Copy down all of the data underneath, exactly as shown.

__________________________________________________

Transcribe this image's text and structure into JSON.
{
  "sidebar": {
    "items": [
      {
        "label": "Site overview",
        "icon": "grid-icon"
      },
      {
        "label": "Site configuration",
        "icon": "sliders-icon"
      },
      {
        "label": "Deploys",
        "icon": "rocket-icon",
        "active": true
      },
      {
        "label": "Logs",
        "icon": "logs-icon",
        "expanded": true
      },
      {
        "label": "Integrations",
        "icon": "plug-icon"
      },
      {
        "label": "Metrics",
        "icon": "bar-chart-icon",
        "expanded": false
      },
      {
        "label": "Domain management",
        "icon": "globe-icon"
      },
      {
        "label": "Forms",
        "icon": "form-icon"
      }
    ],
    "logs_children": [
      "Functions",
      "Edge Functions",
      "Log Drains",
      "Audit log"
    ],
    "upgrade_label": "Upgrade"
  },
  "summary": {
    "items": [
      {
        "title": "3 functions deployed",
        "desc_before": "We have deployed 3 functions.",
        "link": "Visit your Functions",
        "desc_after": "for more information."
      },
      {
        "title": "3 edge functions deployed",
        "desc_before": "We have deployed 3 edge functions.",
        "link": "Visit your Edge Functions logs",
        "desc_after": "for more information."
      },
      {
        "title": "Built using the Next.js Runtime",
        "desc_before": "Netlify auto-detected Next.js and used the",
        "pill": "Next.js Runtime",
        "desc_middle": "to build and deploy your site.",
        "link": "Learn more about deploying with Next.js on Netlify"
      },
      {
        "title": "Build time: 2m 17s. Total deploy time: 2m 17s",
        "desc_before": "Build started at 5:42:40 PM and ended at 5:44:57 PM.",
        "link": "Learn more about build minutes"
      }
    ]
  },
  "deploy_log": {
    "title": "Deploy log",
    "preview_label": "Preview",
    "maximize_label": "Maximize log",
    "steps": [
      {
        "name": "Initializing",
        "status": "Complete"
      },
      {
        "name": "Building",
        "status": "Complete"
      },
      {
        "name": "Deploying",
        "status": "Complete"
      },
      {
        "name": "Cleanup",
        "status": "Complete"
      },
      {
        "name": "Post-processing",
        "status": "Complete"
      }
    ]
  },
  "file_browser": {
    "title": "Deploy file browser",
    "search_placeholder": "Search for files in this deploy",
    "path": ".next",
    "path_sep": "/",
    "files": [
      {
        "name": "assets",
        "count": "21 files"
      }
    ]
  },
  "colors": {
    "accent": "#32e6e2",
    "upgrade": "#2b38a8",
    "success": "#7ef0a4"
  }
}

__________________________________________________

• RESULT OF THE EXERCISE
Transcribe this image's text and structure into JSON.
{
  "sidebar": {
    "items": [
      {
        "label": "Site overview",
        "icon": "grid-icon"
      },
      {
        "label": "Site configuration",
        "icon": "sliders-icon"
      },
      {
        "label": "Deploys",
        "icon": "rocket-icon",
        "active": true
      },
      {
        "label": "Logs",
        "icon": "logs-icon",
        "expanded": true
      },
      {
        "label": "Integrations",
        "icon": "plug-icon"
      },
      {
        "label": "Metrics",
        "icon": "bar-chart-icon",
        "expanded": false
      },
      {
        "label": "Domain management",
        "icon": "globe-icon"
      },
      {
        "label": "Forms",
        "icon": "form-icon"
      }
    ],
    "logs_children": [
      "Functions",
      "Edge Functions",
      "Log Drains",
      "Audit log"
    ],
    "upgrade_label": "Upgrade"
  },
  "summary": {
    "items": [
      {
        "title": "3 functions deployed",
        "desc_before": "We have deployed 3 functions.",
        "link": "Visit your Functions",
        "desc_after": "for more information."
      },
      {
        "title": "3 edge functions deployed",
        "desc_before": "We have deployed 3 edge functions.",
        "link": "Visit your Edge Functions logs",
        "desc_after": "for more information."
      },
      {
        "title": "Built using the Next.js Runtime",
        "desc_before": "Netlify auto-detected Next.js and used the",
        "pill": "Next.js Runtime",
        "desc_middle": "to build and deploy your site.",
        "link": "Learn more about deploying with Next.js on Netlify"
      },
      {
        "title": "Build time: 2m 17s. Total deploy time: 2m 17s",
        "desc_before": "Build started at 5:42:40 PM and ended at 5:44:57 PM.",
        "link": "Learn more about build minutes"
      }
    ]
  },
  "deploy_log": {
    "title": "Deploy log",
    "preview_label": "Preview",
    "maximize_label": "Maximize log",
    "steps": [
      {
        "name": "Initializing",
        "status": "Complete"
      },
      {
        "name": "Building",
        "status": "Complete"
      },
      {
        "name": "Deploying",
        "status": "Complete"
      },
      {
        "name": "Cleanup",
        "status": "Complete"
      },
      {
        "name": "Post-processing",
        "status": "Complete"
      }
    ]
  },
  "file_browser": {
    "title": "Deploy file browser",
    "search_placeholder": "Search for files in this deploy",
    "path": ".next",
    "path_sep": "/",
    "files": [
      {
        "name": "assets",
        "count": "21 files"
      }
    ]
  },
  "colors": {
    "accent": "#32e6e2",
    "upgrade": "#2b38a8",
    "success": "#7ef0a4"
  }
}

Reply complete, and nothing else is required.